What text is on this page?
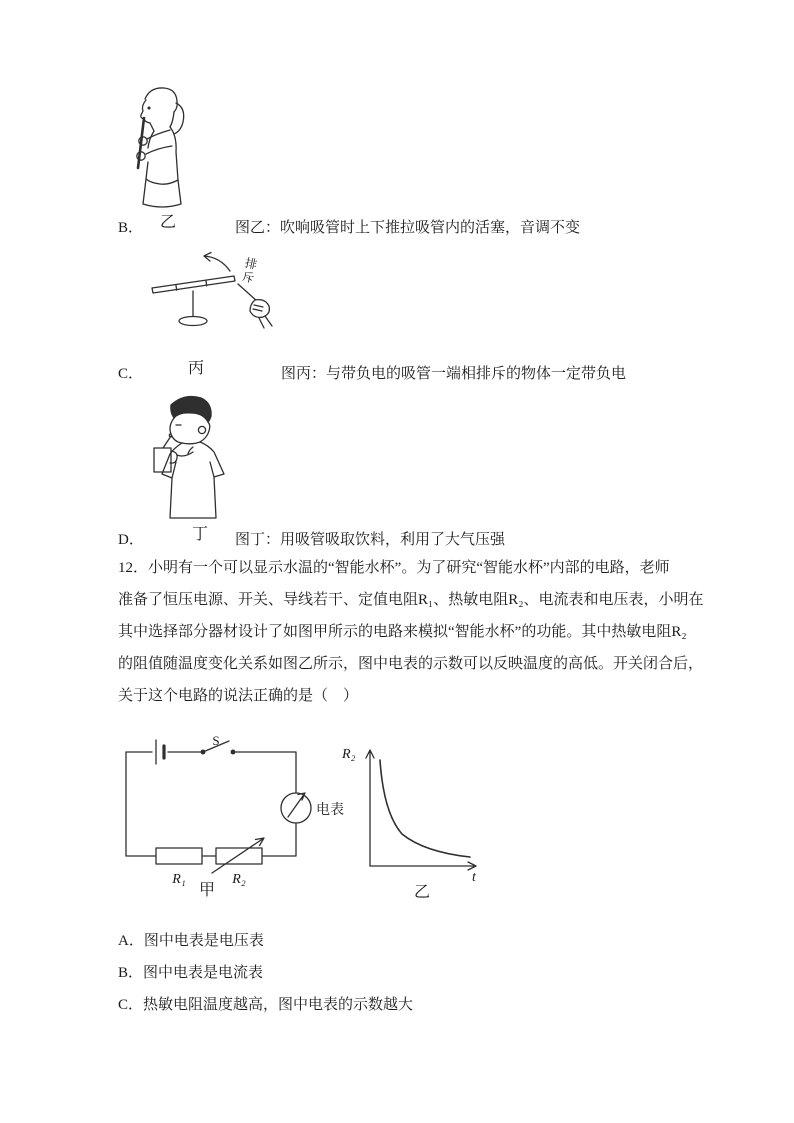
B． 乙	图乙：吹响吸管时上下推拉吸管内的活塞，音调不变
排斥
C．	丙	图丙：与带负电的吸管一端相排斥的物体一定带负电
D．	丁 图丁：用吸管吸取饮料，利用了大气压强
12．小明有一个可以显示水温的“智能水杯”。为了研究“智能水杯”内部的电路，老师
准备了恒压电源、开关、导线若干、定值电阻R₁、热敏电阻R₂、电流表和电压表，小明在
其中选择部分器材设计了如图甲所示的电路来模拟“智能水杯”的功能。其中热敏电阻R₂
的阻值随温度变化关系如图乙所示，图中电表的示数可以反映温度的高低。开关闭合后，
关于这个电路的说法正确的是（　）
S
电表
R₁	R₂
甲
R₂
t
乙
A．图中电表是电压表
B．图中电表是电流表
C．热敏电阻温度越高，图中电表的示数越大
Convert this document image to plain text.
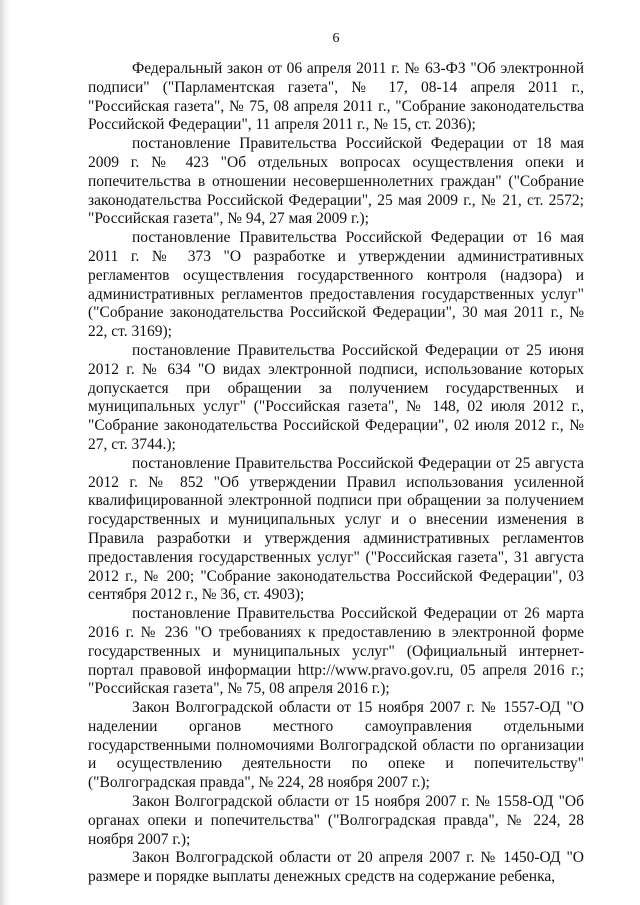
6

Федеральный закон от 06 апреля 2011 г. № 63-ФЗ "Об электронной подписи" ("Парламентская газета", № 17, 08-14 апреля 2011 г., "Российская газета", № 75, 08 апреля 2011 г., "Собрание законодательства Российской Федерации", 11 апреля 2011 г., № 15, ст. 2036);

постановление Правительства Российской Федерации от 18 мая 2009 г. № 423 "Об отдельных вопросах осуществления опеки и попечительства в отношении несовершеннолетних граждан" ("Собрание законодательства Российской Федерации", 25 мая 2009 г., № 21, ст. 2572; "Российская газета", № 94, 27 мая 2009 г.);

постановление Правительства Российской Федерации от 16 мая 2011 г. № 373 "О разработке и утверждении административных регламентов осуществления государственного контроля (надзора) и административных регламентов предоставления государственных услуг" ("Собрание законодательства Российской Федерации", 30 мая 2011 г., № 22, ст. 3169);

постановление Правительства Российской Федерации от 25 июня 2012 г. № 634 "О видах электронной подписи, использование которых допускается при обращении за получением государственных и муниципальных услуг" ("Российская газета", № 148, 02 июля 2012 г., "Собрание законодательства Российской Федерации", 02 июля 2012 г., № 27, ст. 3744.);

постановление Правительства Российской Федерации от 25 августа 2012 г. № 852 "Об утверждении Правил использования усиленной квалифицированной электронной подписи при обращении за получением государственных и муниципальных услуг и о внесении изменения в Правила разработки и утверждения административных регламентов предоставления государственных услуг" ("Российская газета", 31 августа 2012 г., № 200; "Собрание законодательства Российской Федерации", 03 сентября 2012 г., № 36, ст. 4903);

постановление Правительства Российской Федерации от 26 марта 2016 г. № 236 "О требованиях к предоставлению в электронной форме государственных и муниципальных услуг" (Официальный интернет-портал правовой информации http://www.pravo.gov.ru, 05 апреля 2016 г.; "Российская газета", № 75, 08 апреля 2016 г.);

Закон Волгоградской области от 15 ноября 2007 г. № 1557-ОД "О наделении органов местного самоуправления отдельными государственными полномочиями Волгоградской области по организации и осуществлению деятельности по опеке и попечительству" ("Волгоградская правда", № 224, 28 ноября 2007 г.);

Закон Волгоградской области от 15 ноября 2007 г. № 1558-ОД "Об органах опеки и попечительства" ("Волгоградская правда", № 224, 28 ноября 2007 г.);

Закон Волгоградской области от 20 апреля 2007 г. № 1450-ОД "О размере и порядке выплаты денежных средств на содержание ребенка,
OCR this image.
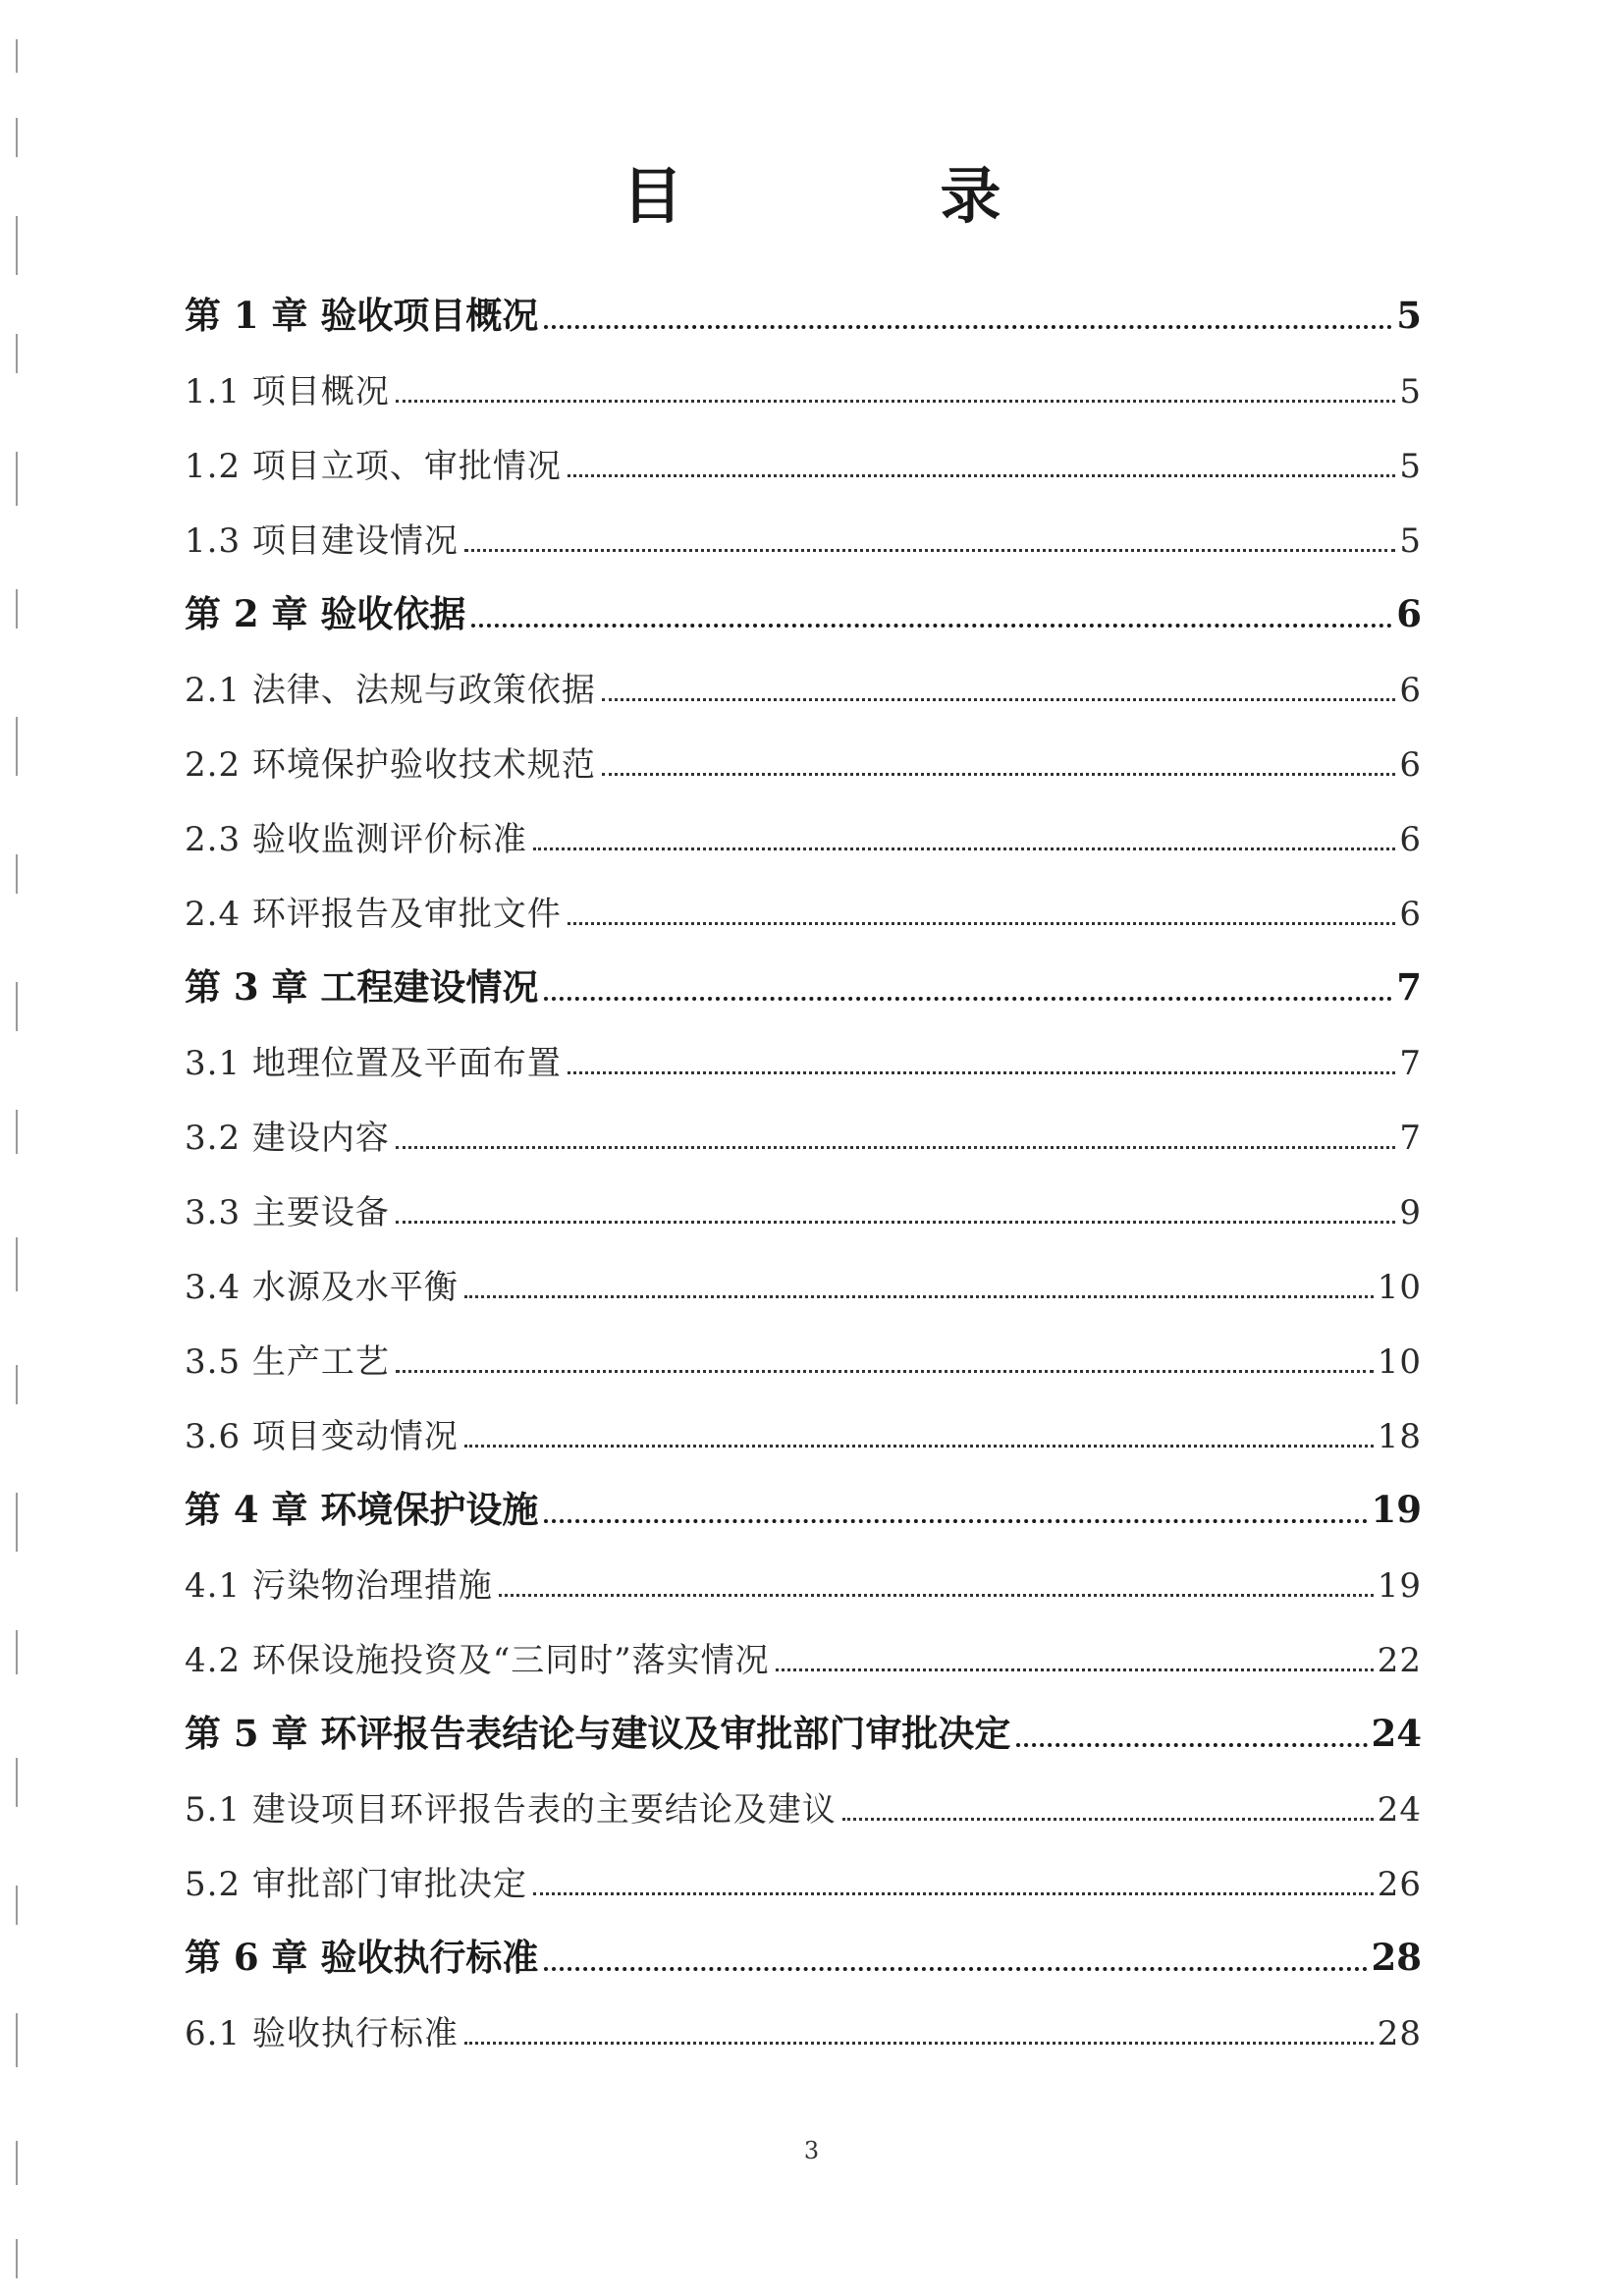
目　录
第 1 章 验收项目概况	5
1.1 项目概况	5
1.2 项目立项、审批情况	5
1.3 项目建设情况	5
第 2 章 验收依据	6
2.1 法律、法规与政策依据	6
2.2 环境保护验收技术规范	6
2.3 验收监测评价标准	6
2.4 环评报告及审批文件	6
第 3 章 工程建设情况	7
3.1 地理位置及平面布置	7
3.2 建设内容	7
3.3 主要设备	9
3.4 水源及水平衡	10
3.5 生产工艺	10
3.6 项目变动情况	18
第 4 章 环境保护设施	19
4.1 污染物治理措施	19
4.2 环保设施投资及“三同时”落实情况	22
第 5 章 环评报告表结论与建议及审批部门审批决定	24
5.1 建设项目环评报告表的主要结论及建议	24
5.2 审批部门审批决定	26
第 6 章 验收执行标准	28
6.1 验收执行标准	28
3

Set task> Quote the material in full and exactly; do not carry over its pictures.

The output>
What text is on this page?
B． 乙	图乙：吹响吸管时上下推拉吸管内的活塞，音调不变
排斥
C．	丙	图丙：与带负电的吸管一端相排斥的物体一定带负电
D．	丁 图丁：用吸管吸取饮料，利用了大气压强
12．小明有一个可以显示水温的“智能水杯”。为了研究“智能水杯”内部的电路，老师
准备了恒压电源、开关、导线若干、定值电阻R₁、热敏电阻R₂、电流表和电压表，小明在
其中选择部分器材设计了如图甲所示的电路来模拟“智能水杯”的功能。其中热敏电阻R₂
的阻值随温度变化关系如图乙所示，图中电表的示数可以反映温度的高低。开关闭合后，
关于这个电路的说法正确的是（　）
S
电表
R₁	R₂
甲
R₂
t
乙
A．图中电表是电压表
B．图中电表是电流表
C．热敏电阻温度越高，图中电表的示数越大
Convert this document image to plain text.
6

Федеральный закон от 06 апреля 2011 г. № 63-ФЗ "Об электронной подписи" ("Парламентская газета", № 17, 08-14 апреля 2011 г., "Российская газета", № 75, 08 апреля 2011 г., "Собрание законодательства Российской Федерации", 11 апреля 2011 г., № 15, ст. 2036);

постановление Правительства Российской Федерации от 18 мая 2009 г. № 423 "Об отдельных вопросах осуществления опеки и попечительства в отношении несовершеннолетних граждан" ("Собрание законодательства Российской Федерации", 25 мая 2009 г., № 21, ст. 2572; "Российская газета", № 94, 27 мая 2009 г.);

постановление Правительства Российской Федерации от 16 мая 2011 г. № 373 "О разработке и утверждении административных регламентов осуществления государственного контроля (надзора) и административных регламентов предоставления государственных услуг" ("Собрание законодательства Российской Федерации", 30 мая 2011 г., № 22, ст. 3169);

постановление Правительства Российской Федерации от 25 июня 2012 г. № 634 "О видах электронной подписи, использование которых допускается при обращении за получением государственных и муниципальных услуг" ("Российская газета", № 148, 02 июля 2012 г., "Собрание законодательства Российской Федерации", 02 июля 2012 г., № 27, ст. 3744.);

постановление Правительства Российской Федерации от 25 августа 2012 г. № 852 "Об утверждении Правил использования усиленной квалифицированной электронной подписи при обращении за получением государственных и муниципальных услуг и о внесении изменения в Правила разработки и утверждения административных регламентов предоставления государственных услуг" ("Российская газета", 31 августа 2012 г., № 200; "Собрание законодательства Российской Федерации", 03 сентября 2012 г., № 36, ст. 4903);

постановление Правительства Российской Федерации от 26 марта 2016 г. № 236 "О требованиях к предоставлению в электронной форме государственных и муниципальных услуг" (Официальный интернет-портал правовой информации http://www.pravo.gov.ru, 05 апреля 2016 г.; "Российская газета", № 75, 08 апреля 2016 г.);

Закон Волгоградской области от 15 ноября 2007 г. № 1557-ОД "О наделении органов местного самоуправления отдельными государственными полномочиями Волгоградской области по организации и осуществлению деятельности по опеке и попечительству" ("Волгоградская правда", № 224, 28 ноября 2007 г.);

Закон Волгоградской области от 15 ноября 2007 г. № 1558-ОД "Об органах опеки и попечительства" ("Волгоградская правда", № 224, 28 ноября 2007 г.);

Закон Волгоградской области от 20 апреля 2007 г. № 1450-ОД "О размере и порядке выплаты денежных средств на содержание ребенка,
OCR this image.
目　录
第 1 章 验收项目概况	5
1.1 项目概况	5
1.2 项目立项、审批情况	5
1.3 项目建设情况	5
第 2 章 验收依据	6
2.1 法律、法规与政策依据	6
2.2 环境保护验收技术规范	6
2.3 验收监测评价标准	6
2.4 环评报告及审批文件	6
第 3 章 工程建设情况	7
3.1 地理位置及平面布置	7
3.2 建设内容	7
3.3 主要设备	9
3.4 水源及水平衡	10
3.5 生产工艺	10
3.6 项目变动情况	18
第 4 章 环境保护设施	19
4.1 污染物治理措施	19
4.2 环保设施投资及“三同时”落实情况	22
第 5 章 环评报告表结论与建议及审批部门审批决定	24
5.1 建设项目环评报告表的主要结论及建议	24
5.2 审批部门审批决定	26
第 6 章 验收执行标准	28
6.1 验收执行标准	28
3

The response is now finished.